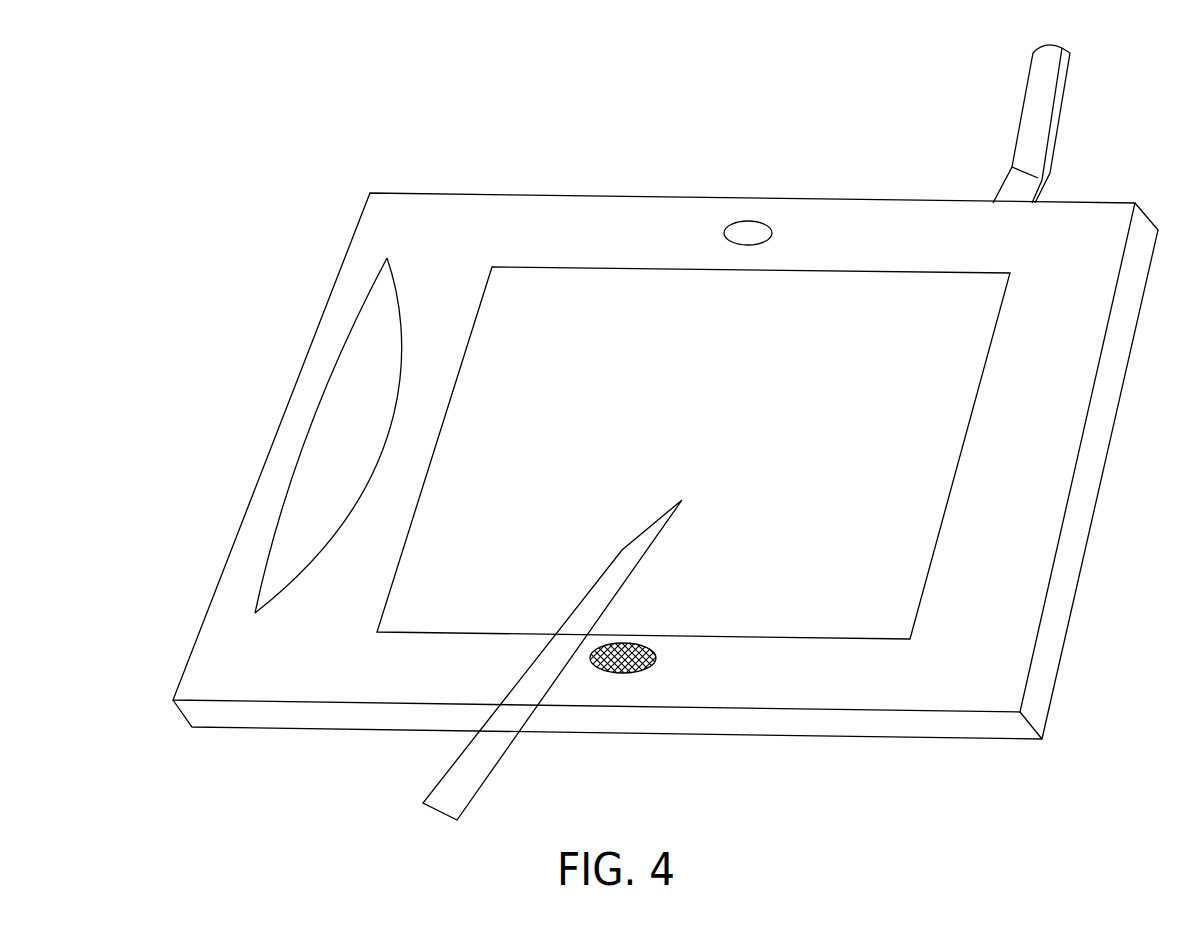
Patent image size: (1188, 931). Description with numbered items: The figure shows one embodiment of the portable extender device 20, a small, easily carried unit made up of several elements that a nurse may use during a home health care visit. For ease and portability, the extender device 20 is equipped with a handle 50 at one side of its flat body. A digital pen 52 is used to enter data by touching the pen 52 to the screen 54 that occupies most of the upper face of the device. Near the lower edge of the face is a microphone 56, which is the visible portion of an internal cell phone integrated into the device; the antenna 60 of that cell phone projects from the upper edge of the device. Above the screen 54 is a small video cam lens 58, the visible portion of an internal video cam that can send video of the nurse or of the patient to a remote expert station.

The portable extender device 20 is at (978, 772).
The handle 50 is at (267, 420).
The digital pen 52 is at (437, 778).
The screen 54 is at (590, 333).
The microphone 56 is at (650, 667).
The small video cam lens 58 is at (750, 228).
The antenna 60 is at (1062, 108).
◆ ◆ ◆ ◆
◆ STATED EXERCISE:
Please repeat all the records with "unit" swapped for "apparatus", keep everything else unchanged, and leave the pictures out.

◆ SOLUTION TO THIS EXERCISE:
Patent image size: (1188, 931). Description with numbered items: The figure shows one embodiment of the portable extender device 20, a small, easily carried apparatus made up of several elements that a nurse may use during a home health care visit. For ease and portability, the extender device 20 is equipped with a handle 50 at one side of its flat body. A digital pen 52 is used to enter data by touching the pen 52 to the screen 54 that occupies most of the upper face of the device. Near the lower edge of the face is a microphone 56, which is the visible portion of an internal cell phone integrated into the device; the antenna 60 of that cell phone projects from the upper edge of the device. Above the screen 54 is a small video cam lens 58, the visible portion of an internal video cam that can send video of the nurse or of the patient to a remote expert station.

The portable extender device 20 is at (978, 772).
The handle 50 is at (267, 420).
The digital pen 52 is at (437, 778).
The screen 54 is at (590, 333).
The microphone 56 is at (650, 667).
The small video cam lens 58 is at (750, 228).
The antenna 60 is at (1062, 108).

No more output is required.